◆ REQUIREMENTS ◆
Report only the number of lines in this material that include "Sliding".
---------- RECORDS FOR THE EXERCISE ----------
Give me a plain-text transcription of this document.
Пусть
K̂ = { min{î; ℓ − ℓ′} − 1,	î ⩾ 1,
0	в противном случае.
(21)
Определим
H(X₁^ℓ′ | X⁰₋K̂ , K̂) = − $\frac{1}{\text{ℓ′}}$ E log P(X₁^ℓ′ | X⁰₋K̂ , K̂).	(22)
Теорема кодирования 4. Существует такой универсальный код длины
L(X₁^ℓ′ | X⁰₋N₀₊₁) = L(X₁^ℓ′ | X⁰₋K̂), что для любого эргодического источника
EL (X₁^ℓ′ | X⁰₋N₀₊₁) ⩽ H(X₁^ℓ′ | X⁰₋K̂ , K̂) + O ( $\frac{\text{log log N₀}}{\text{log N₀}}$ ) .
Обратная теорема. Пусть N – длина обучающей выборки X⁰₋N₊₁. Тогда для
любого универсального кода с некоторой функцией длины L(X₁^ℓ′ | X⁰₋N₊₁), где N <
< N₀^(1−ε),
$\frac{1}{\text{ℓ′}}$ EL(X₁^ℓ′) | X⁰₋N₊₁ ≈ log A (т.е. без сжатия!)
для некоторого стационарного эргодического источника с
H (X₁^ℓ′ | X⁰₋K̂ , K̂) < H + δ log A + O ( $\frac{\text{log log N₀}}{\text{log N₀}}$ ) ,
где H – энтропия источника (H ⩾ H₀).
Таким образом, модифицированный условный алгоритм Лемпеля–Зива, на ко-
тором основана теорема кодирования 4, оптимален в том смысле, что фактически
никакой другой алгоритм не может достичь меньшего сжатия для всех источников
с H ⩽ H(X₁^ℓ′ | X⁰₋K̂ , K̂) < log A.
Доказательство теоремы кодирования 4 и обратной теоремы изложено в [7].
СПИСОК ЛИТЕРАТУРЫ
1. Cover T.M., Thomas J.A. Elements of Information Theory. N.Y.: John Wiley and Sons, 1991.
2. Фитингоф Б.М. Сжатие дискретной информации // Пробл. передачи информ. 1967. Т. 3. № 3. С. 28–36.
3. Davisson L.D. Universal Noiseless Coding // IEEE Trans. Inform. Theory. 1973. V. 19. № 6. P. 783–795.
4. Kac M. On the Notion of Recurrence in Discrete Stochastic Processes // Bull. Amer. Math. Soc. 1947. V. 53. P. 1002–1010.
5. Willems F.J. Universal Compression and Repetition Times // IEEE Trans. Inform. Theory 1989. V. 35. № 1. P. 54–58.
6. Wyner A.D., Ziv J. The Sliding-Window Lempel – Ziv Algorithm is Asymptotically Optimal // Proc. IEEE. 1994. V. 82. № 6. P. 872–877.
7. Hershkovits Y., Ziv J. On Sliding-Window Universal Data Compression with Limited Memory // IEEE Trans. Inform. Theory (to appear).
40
----------
◆ TASK SOLUTION ◆
2